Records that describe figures

## begin

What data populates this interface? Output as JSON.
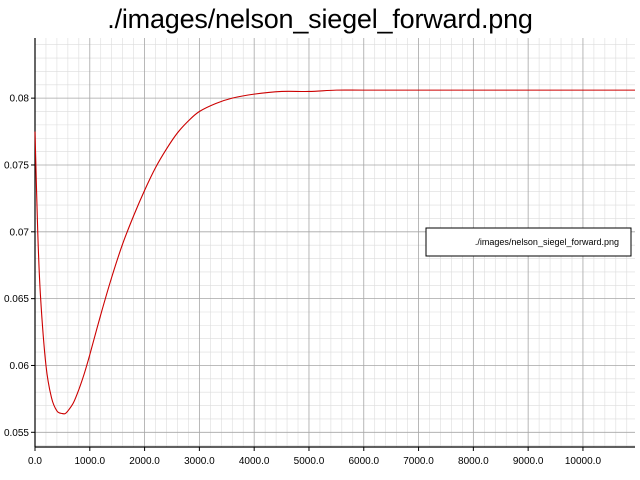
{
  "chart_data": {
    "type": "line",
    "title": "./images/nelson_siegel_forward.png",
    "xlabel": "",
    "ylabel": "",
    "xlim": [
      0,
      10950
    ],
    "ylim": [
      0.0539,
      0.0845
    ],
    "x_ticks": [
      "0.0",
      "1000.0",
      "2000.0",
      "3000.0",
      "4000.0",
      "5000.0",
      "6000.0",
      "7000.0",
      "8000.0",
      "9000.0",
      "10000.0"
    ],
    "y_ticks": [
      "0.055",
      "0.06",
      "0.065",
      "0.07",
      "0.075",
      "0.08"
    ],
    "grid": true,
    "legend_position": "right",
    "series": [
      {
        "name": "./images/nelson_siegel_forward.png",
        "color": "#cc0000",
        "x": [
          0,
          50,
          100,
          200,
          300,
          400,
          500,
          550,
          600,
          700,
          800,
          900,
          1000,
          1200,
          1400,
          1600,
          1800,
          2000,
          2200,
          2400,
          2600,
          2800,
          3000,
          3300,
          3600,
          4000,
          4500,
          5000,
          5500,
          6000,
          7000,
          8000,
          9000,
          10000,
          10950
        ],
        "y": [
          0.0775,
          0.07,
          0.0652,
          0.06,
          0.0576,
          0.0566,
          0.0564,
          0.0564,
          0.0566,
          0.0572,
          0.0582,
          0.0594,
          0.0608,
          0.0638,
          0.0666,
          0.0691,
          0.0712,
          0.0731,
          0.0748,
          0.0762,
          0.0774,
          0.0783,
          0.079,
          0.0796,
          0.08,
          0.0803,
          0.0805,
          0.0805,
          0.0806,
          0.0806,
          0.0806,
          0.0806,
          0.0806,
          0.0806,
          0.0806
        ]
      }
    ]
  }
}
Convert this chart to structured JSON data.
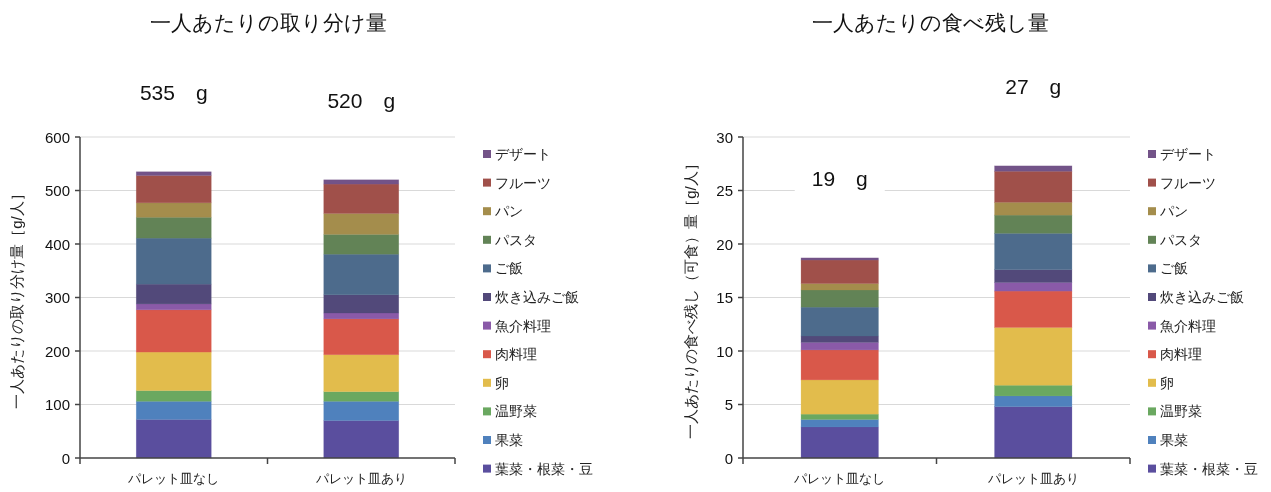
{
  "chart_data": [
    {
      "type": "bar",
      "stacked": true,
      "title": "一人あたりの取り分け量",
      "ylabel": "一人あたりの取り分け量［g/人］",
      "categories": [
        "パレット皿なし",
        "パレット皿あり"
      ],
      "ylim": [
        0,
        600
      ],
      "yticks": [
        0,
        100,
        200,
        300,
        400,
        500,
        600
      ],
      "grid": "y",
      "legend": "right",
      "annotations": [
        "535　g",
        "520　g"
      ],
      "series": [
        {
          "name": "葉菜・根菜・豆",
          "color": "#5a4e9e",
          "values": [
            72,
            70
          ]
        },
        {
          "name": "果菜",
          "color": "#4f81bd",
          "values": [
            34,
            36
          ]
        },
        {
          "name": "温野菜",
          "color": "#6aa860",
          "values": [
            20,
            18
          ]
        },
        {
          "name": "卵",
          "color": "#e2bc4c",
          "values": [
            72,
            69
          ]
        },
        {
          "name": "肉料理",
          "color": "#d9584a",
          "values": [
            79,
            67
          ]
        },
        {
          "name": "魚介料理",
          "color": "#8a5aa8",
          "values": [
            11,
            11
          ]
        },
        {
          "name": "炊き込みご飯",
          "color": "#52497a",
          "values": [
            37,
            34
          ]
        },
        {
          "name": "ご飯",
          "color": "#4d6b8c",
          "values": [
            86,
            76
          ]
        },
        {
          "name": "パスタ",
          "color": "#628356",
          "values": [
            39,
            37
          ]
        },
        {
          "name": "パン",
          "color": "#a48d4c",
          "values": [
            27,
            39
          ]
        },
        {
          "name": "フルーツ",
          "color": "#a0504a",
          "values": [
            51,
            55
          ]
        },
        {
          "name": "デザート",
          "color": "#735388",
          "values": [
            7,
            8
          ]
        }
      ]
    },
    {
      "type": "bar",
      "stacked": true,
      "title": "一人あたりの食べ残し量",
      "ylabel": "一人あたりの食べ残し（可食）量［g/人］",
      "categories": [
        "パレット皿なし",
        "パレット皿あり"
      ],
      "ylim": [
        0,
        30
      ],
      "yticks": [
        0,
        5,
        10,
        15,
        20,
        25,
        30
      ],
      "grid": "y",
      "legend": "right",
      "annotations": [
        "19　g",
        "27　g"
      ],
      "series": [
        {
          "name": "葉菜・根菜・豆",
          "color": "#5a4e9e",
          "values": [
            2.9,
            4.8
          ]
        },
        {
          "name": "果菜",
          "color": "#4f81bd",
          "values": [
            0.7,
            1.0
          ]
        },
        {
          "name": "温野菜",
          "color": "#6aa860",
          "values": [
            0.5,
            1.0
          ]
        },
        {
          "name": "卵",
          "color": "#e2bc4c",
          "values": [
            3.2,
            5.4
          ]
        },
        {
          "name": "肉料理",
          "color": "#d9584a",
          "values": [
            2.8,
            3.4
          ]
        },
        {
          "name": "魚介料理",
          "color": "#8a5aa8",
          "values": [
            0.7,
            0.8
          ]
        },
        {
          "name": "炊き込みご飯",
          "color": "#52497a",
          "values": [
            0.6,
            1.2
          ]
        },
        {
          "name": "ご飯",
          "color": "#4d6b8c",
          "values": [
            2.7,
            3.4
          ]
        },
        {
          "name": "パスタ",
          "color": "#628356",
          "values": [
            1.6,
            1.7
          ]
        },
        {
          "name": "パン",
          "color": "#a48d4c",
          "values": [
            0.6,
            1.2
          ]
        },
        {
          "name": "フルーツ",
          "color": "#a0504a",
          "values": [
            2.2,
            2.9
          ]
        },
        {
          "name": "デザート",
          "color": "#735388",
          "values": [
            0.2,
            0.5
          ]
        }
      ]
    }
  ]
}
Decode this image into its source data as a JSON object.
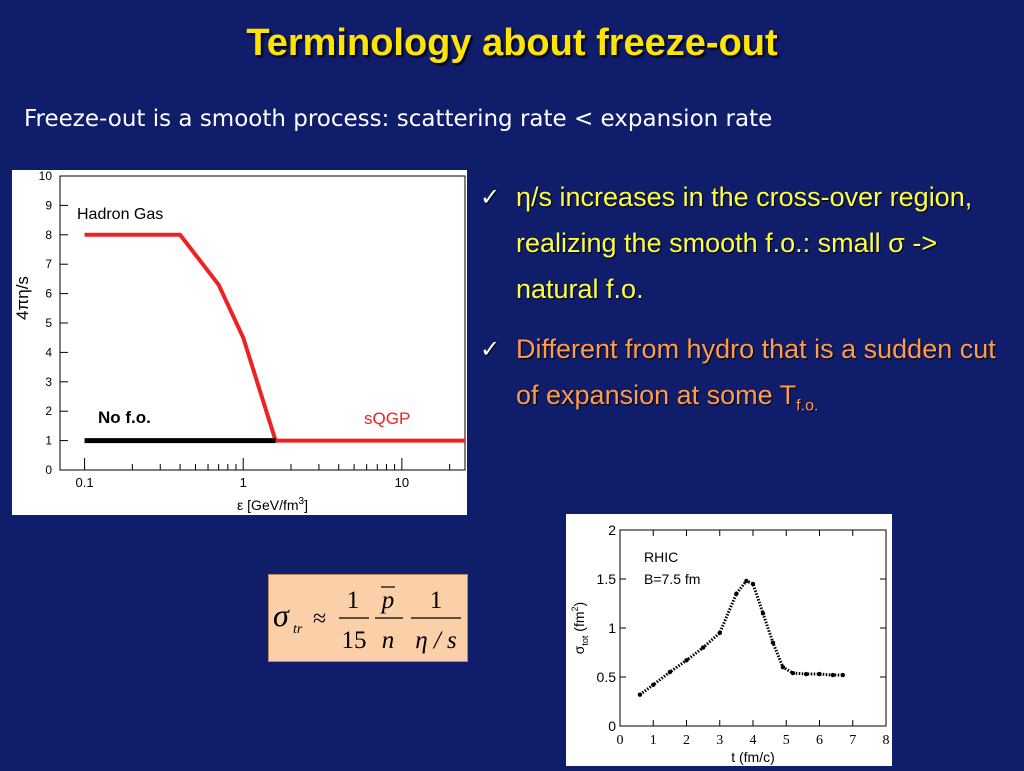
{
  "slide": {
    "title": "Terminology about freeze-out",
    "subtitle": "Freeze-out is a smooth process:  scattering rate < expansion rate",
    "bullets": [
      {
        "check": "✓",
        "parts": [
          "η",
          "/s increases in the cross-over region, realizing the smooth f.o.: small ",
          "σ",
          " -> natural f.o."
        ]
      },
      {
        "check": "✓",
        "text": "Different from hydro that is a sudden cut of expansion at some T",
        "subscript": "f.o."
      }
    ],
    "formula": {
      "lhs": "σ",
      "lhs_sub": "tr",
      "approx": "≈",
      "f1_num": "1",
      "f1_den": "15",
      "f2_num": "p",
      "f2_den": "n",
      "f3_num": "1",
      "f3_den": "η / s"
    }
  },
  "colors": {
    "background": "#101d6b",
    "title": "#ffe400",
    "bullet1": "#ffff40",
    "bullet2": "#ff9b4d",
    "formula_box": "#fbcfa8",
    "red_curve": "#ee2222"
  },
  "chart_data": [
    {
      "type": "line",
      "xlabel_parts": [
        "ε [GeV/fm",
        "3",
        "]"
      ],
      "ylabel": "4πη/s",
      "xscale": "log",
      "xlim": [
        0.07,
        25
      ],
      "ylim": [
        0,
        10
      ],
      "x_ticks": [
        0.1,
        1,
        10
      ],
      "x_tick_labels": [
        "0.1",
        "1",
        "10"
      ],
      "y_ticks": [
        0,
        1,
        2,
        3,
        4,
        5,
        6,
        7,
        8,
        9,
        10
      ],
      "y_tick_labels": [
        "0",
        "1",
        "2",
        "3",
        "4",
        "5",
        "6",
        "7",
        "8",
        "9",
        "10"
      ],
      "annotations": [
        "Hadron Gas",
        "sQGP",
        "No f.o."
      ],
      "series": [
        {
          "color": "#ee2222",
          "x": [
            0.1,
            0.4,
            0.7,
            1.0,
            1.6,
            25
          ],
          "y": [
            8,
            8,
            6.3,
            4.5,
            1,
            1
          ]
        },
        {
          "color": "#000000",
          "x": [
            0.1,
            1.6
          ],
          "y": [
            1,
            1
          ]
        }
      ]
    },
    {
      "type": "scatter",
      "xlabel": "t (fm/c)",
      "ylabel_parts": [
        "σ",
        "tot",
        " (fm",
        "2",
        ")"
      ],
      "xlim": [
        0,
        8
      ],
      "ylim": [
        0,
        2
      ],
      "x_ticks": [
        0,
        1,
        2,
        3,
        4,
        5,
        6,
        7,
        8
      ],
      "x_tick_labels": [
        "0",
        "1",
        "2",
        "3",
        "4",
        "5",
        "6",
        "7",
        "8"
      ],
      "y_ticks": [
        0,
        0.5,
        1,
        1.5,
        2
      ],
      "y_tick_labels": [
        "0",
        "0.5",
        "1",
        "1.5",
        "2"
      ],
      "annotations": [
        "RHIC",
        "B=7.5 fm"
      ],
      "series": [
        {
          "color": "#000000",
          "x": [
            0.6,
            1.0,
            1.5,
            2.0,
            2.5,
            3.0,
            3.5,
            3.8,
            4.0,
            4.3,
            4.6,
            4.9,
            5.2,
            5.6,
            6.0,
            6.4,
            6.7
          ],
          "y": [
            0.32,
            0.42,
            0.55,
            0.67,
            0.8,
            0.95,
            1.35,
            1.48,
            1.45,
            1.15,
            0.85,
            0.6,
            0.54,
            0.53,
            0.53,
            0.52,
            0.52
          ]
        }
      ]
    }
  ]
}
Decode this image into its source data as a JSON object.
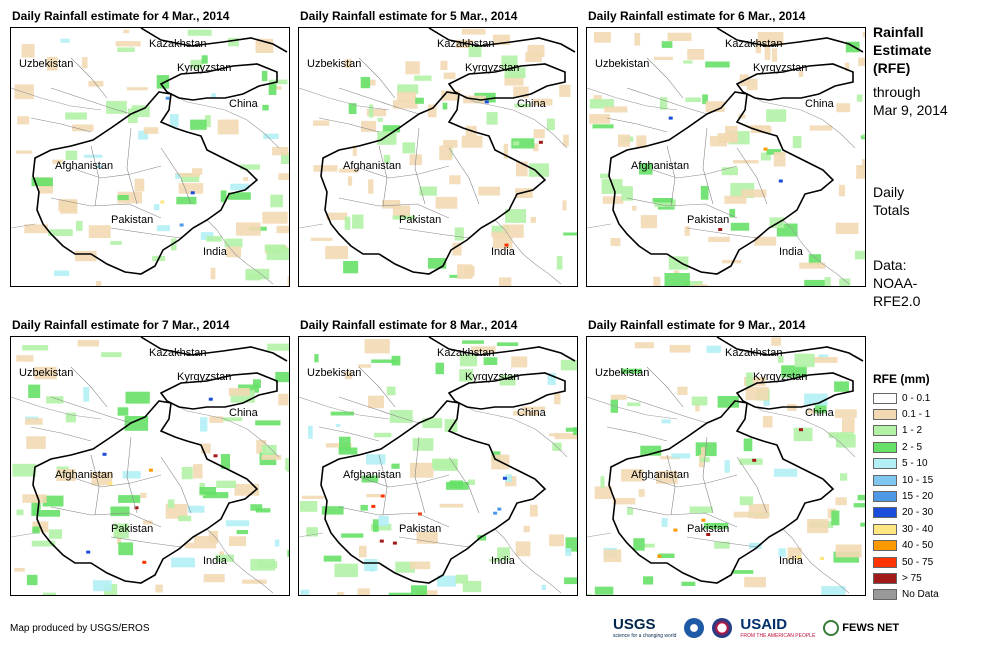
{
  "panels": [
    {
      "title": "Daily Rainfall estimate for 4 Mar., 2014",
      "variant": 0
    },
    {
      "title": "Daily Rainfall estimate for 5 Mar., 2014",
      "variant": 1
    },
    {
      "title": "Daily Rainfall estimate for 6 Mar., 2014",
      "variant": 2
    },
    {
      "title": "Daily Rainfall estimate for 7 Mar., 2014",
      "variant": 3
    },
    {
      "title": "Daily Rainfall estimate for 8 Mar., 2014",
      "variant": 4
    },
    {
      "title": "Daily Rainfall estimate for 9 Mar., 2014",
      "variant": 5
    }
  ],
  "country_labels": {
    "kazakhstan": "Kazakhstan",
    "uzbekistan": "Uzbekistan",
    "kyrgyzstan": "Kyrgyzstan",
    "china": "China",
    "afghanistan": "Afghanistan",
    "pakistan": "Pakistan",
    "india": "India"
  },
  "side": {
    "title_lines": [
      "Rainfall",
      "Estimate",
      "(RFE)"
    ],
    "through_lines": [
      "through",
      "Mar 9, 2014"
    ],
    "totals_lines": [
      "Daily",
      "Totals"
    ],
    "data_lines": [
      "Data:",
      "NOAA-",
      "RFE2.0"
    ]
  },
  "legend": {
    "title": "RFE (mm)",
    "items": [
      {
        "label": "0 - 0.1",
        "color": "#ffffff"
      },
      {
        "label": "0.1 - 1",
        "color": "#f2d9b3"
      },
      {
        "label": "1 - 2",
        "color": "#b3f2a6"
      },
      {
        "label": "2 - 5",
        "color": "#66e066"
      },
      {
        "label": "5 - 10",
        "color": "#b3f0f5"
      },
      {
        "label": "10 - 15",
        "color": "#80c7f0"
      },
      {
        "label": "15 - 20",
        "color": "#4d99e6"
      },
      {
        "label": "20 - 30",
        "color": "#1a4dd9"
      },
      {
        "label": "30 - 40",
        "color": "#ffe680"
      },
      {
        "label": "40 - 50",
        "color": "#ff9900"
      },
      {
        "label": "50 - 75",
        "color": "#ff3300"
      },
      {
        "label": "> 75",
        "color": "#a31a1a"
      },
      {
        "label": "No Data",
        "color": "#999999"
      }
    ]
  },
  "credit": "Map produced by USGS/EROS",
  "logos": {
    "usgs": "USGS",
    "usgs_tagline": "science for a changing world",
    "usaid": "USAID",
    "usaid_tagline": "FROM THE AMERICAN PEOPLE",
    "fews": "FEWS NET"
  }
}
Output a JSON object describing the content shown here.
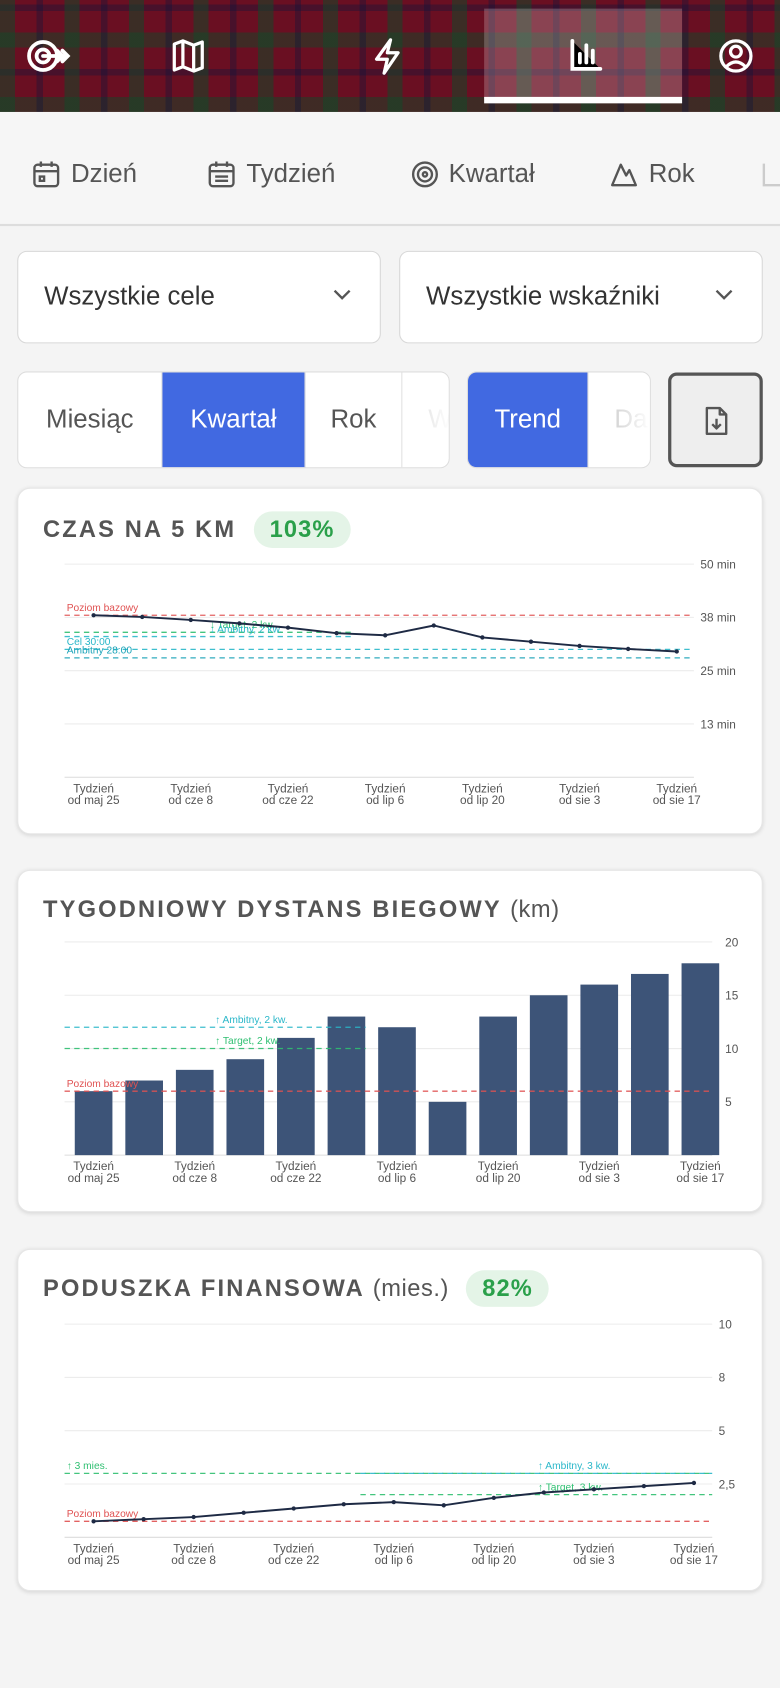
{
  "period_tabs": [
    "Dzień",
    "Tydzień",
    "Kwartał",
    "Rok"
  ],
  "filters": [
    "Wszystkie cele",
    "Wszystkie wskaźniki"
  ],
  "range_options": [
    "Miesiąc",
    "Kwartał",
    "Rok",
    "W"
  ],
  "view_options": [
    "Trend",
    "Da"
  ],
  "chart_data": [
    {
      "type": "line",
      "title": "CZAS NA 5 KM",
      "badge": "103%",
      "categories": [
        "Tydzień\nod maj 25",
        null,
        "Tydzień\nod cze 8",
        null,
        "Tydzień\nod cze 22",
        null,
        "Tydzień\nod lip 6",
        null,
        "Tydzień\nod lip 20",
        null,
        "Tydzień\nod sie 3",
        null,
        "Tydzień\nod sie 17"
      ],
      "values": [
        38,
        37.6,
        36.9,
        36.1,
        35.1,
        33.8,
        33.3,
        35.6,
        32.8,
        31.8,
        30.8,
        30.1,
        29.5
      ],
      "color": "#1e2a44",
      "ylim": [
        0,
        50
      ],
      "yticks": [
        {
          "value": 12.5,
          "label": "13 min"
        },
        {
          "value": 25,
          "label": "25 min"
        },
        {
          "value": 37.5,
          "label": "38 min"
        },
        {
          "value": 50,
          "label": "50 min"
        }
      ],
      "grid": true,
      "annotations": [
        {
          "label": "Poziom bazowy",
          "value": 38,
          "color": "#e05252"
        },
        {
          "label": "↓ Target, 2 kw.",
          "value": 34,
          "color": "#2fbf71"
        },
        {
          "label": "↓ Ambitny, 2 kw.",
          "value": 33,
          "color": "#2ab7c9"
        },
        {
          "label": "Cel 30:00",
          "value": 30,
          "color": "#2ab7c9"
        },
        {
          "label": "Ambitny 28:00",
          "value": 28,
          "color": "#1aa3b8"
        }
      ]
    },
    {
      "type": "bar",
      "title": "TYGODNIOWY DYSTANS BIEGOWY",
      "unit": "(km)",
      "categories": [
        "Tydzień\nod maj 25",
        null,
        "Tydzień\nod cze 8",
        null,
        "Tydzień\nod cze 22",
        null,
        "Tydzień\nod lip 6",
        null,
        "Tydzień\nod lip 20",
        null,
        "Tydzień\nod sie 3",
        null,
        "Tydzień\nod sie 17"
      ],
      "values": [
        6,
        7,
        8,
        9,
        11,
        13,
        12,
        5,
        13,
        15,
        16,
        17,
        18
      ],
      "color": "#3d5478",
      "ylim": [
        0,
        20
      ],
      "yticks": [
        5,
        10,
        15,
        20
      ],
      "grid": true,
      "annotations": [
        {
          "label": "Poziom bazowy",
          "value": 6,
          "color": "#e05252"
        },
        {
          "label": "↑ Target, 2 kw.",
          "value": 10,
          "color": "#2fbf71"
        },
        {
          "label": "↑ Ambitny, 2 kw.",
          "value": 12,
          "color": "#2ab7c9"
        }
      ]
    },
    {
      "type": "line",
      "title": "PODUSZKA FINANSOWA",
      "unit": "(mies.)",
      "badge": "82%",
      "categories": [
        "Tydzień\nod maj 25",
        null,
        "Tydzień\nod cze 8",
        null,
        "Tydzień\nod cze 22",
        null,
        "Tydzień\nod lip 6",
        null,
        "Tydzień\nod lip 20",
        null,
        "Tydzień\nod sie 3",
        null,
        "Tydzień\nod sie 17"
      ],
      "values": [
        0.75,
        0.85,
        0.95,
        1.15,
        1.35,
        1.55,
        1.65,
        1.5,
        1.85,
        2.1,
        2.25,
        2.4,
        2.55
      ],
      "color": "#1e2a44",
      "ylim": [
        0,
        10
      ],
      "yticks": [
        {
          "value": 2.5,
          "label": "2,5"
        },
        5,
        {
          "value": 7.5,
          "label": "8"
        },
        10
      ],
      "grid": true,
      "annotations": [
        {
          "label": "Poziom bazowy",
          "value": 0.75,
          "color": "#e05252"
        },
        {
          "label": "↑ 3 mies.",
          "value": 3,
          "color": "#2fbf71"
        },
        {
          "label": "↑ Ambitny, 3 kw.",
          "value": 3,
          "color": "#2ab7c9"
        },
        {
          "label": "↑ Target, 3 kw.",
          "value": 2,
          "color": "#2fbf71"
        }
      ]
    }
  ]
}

## end

### Work to do
Find the string "Output" in the entries above and return each line that holds it.

### Answer for the task
What data populates this interface? Output as JSON.
Output a JSON object describing the content shown here.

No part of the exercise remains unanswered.